_What is required_: From the listing below, pick out each line with the word "post".

_Extracted material_:
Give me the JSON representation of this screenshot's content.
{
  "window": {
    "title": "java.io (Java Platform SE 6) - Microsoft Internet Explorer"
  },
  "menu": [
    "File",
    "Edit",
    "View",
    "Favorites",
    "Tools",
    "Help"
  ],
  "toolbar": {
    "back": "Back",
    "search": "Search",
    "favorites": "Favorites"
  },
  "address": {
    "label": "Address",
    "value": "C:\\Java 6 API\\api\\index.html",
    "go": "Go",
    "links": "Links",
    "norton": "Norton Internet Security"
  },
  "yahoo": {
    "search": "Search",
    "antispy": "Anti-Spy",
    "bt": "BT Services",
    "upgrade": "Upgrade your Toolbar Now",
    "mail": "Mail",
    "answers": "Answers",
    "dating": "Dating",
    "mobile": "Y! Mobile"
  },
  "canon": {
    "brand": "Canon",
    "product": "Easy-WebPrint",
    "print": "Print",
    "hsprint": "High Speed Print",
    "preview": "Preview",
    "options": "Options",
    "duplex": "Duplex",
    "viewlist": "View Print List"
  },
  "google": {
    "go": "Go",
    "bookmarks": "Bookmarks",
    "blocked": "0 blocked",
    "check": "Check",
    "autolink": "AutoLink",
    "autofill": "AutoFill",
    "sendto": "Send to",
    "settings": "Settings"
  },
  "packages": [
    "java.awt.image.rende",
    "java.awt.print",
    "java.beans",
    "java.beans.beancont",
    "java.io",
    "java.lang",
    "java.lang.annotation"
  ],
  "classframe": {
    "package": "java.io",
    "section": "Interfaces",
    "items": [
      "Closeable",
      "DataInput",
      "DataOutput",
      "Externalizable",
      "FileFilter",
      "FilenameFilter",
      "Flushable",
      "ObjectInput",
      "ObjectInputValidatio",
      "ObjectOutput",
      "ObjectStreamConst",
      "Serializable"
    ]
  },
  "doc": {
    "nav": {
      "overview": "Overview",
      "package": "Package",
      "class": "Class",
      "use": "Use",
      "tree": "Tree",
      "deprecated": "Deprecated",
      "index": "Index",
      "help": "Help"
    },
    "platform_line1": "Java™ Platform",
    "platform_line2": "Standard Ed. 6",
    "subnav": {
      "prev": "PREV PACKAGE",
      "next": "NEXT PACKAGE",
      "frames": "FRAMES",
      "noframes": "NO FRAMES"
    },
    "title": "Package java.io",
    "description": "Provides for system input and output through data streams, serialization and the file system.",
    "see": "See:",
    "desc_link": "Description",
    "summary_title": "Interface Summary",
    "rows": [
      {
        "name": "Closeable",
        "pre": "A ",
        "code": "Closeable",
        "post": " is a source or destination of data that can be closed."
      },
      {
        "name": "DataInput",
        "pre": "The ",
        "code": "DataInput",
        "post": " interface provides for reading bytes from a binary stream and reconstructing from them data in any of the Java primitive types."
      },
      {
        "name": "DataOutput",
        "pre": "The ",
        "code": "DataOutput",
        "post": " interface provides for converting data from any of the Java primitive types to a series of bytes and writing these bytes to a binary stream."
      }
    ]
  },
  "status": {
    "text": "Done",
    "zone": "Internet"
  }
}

_Solution to this task_:
        "post": " is a source or destination of data that can be closed."
        "post": " interface provides for reading bytes from a binary stream and reconstructing from them data in any of the Java primitive types."
        "post": " interface provides for converting data from any of the Java primitive types to a series of bytes and writing these bytes to a binary stream."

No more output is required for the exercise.